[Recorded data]
>>>>>

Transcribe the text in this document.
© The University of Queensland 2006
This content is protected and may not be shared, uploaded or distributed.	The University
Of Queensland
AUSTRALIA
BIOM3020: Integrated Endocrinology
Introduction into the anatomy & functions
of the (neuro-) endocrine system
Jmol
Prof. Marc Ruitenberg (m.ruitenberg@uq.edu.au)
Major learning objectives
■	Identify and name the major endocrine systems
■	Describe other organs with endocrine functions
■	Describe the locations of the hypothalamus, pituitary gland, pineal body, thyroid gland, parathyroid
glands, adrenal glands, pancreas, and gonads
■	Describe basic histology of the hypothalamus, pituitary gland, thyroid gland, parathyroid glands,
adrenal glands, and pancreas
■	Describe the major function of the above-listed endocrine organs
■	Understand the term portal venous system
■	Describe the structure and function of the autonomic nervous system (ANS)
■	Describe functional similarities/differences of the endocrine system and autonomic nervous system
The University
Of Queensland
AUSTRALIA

<<<<<

▶ **PROBLEM TO SOLVE**: Copy all the records above exactly, missing none.

▶ **SOLUTION BELOW**:
Transcribe the text in this document.
© The University of Queensland 2006
This content is protected and may not be shared, uploaded or distributed.	The University
Of Queensland
AUSTRALIA
BIOM3020: Integrated Endocrinology
Introduction into the anatomy & functions
of the (neuro-) endocrine system
Jmol
Prof. Marc Ruitenberg (m.ruitenberg@uq.edu.au)
Major learning objectives
■	Identify and name the major endocrine systems
■	Describe other organs with endocrine functions
■	Describe the locations of the hypothalamus, pituitary gland, pineal body, thyroid gland, parathyroid
glands, adrenal glands, pancreas, and gonads
■	Describe basic histology of the hypothalamus, pituitary gland, thyroid gland, parathyroid glands,
adrenal glands, and pancreas
■	Describe the major function of the above-listed endocrine organs
■	Understand the term portal venous system
■	Describe the structure and function of the autonomic nervous system (ANS)
■	Describe functional similarities/differences of the endocrine system and autonomic nervous system
The University
Of Queensland
AUSTRALIA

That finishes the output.